(YOUR GOAL)
The required result is the exact run of lines beginning at the one containing "Read out every word on this page." and ending at the last line of the entries.

Data listing:
**********
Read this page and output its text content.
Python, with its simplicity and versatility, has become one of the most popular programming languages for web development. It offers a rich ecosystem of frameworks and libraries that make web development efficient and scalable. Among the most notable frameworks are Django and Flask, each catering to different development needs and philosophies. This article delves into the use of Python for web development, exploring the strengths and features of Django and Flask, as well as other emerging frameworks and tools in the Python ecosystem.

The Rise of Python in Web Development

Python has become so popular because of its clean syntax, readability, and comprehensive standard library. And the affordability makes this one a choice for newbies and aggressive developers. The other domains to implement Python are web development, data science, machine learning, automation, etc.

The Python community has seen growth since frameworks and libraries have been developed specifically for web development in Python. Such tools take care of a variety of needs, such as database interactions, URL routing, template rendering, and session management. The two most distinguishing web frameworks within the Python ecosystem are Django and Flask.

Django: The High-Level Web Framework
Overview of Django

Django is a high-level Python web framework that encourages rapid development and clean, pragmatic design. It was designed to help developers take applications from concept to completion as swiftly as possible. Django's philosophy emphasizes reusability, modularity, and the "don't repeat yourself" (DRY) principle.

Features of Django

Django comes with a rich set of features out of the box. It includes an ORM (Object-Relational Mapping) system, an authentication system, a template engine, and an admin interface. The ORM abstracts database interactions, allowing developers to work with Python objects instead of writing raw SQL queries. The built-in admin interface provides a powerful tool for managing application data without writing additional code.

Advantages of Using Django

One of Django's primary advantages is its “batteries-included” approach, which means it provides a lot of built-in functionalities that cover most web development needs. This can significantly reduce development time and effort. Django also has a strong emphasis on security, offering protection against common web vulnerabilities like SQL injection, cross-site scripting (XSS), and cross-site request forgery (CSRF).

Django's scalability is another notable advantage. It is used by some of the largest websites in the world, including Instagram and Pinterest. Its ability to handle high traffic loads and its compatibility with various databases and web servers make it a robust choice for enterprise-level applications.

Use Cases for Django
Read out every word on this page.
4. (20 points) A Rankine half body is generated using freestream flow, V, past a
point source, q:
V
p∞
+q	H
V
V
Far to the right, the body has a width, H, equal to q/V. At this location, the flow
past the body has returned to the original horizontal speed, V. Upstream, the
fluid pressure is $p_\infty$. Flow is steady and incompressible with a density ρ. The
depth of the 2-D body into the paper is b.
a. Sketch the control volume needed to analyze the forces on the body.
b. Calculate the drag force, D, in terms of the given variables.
**********
(RESULT FOR THIS EXERCISE)
Read out every word on this page.
4. (20 points) A Rankine half body is generated using freestream flow, V, past a
point source, q:
V
p∞
+q	H
V
V
Far to the right, the body has a width, H, equal to q/V. At this location, the flow
past the body has returned to the original horizontal speed, V. Upstream, the
fluid pressure is $p_\infty$. Flow is steady and incompressible with a density ρ. The
depth of the 2-D body into the paper is b.
a. Sketch the control volume needed to analyze the forces on the body.
b. Calculate the drag force, D, in terms of the given variables.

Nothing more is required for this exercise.